[start of Record excerpts]
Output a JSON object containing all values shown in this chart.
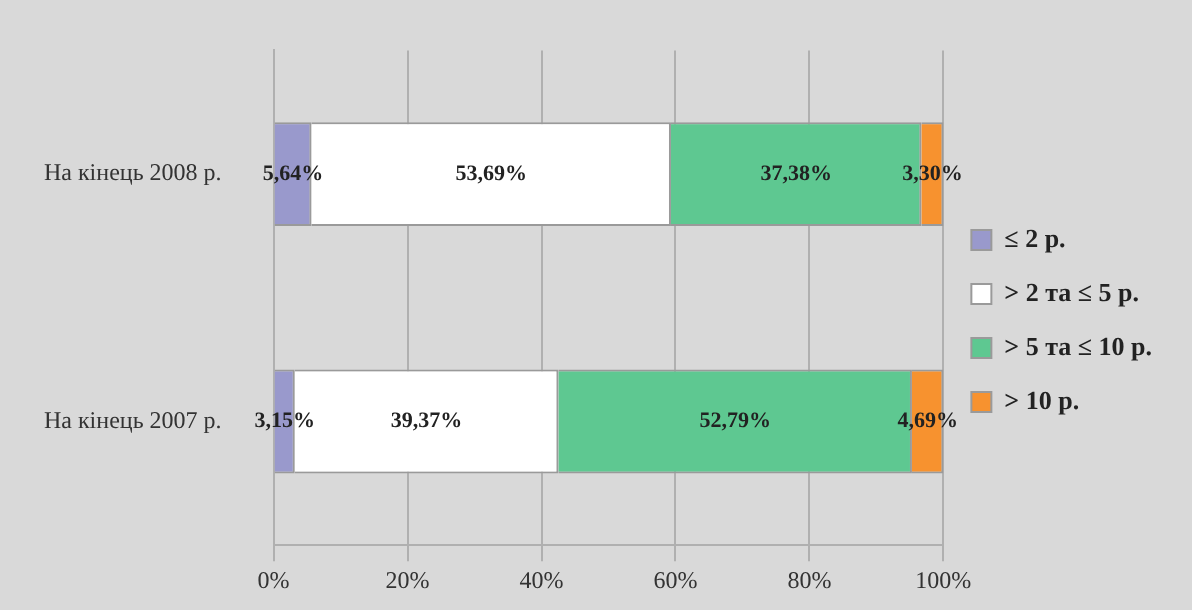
{
  "chart_data": {
    "type": "bar",
    "orientation": "horizontal",
    "stacked": true,
    "categories": [
      "На кінець 2008 р.",
      "На кінець 2007 р."
    ],
    "series": [
      {
        "name": "≤ 2 р.",
        "color": "#9999cc",
        "values": [
          5.64,
          3.15
        ],
        "value_labels": [
          "5,64%",
          "3,15%"
        ]
      },
      {
        "name": "> 2 та ≤ 5 р.",
        "color": "#ffffff",
        "values": [
          53.69,
          39.37
        ],
        "value_labels": [
          "53,69%",
          "39,37%"
        ]
      },
      {
        "name": "> 5 та ≤ 10 р.",
        "color": "#5ec891",
        "values": [
          37.38,
          52.79
        ],
        "value_labels": [
          "37,38%",
          "52,79%"
        ]
      },
      {
        "name": "> 10 р.",
        "color": "#f7922f",
        "values": [
          3.3,
          4.69
        ],
        "value_labels": [
          "3,30%",
          "4,69%"
        ]
      }
    ],
    "xlim": [
      0,
      100
    ],
    "xticks": [
      {
        "value": 0,
        "label": "0%"
      },
      {
        "value": 20,
        "label": "20%"
      },
      {
        "value": 40,
        "label": "40%"
      },
      {
        "value": 60,
        "label": "60%"
      },
      {
        "value": 80,
        "label": "80%"
      },
      {
        "value": 100,
        "label": "100%"
      }
    ],
    "grid": "x",
    "legend": "right"
  }
}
[end of Record excerpts]
Description of the task: Leave out the pictures and reproduce the rest of the listing exactly.

Written response:
Output a JSON object containing all values shown in this chart.
{
  "chart_data": {
    "type": "bar",
    "orientation": "horizontal",
    "stacked": true,
    "categories": [
      "На кінець 2008 р.",
      "На кінець 2007 р."
    ],
    "series": [
      {
        "name": "≤ 2 р.",
        "color": "#9999cc",
        "values": [
          5.64,
          3.15
        ],
        "value_labels": [
          "5,64%",
          "3,15%"
        ]
      },
      {
        "name": "> 2 та ≤ 5 р.",
        "color": "#ffffff",
        "values": [
          53.69,
          39.37
        ],
        "value_labels": [
          "53,69%",
          "39,37%"
        ]
      },
      {
        "name": "> 5 та ≤ 10 р.",
        "color": "#5ec891",
        "values": [
          37.38,
          52.79
        ],
        "value_labels": [
          "37,38%",
          "52,79%"
        ]
      },
      {
        "name": "> 10 р.",
        "color": "#f7922f",
        "values": [
          3.3,
          4.69
        ],
        "value_labels": [
          "3,30%",
          "4,69%"
        ]
      }
    ],
    "xlim": [
      0,
      100
    ],
    "xticks": [
      {
        "value": 0,
        "label": "0%"
      },
      {
        "value": 20,
        "label": "20%"
      },
      {
        "value": 40,
        "label": "40%"
      },
      {
        "value": 60,
        "label": "60%"
      },
      {
        "value": 80,
        "label": "80%"
      },
      {
        "value": 100,
        "label": "100%"
      }
    ],
    "grid": "x",
    "legend": "right"
  }
}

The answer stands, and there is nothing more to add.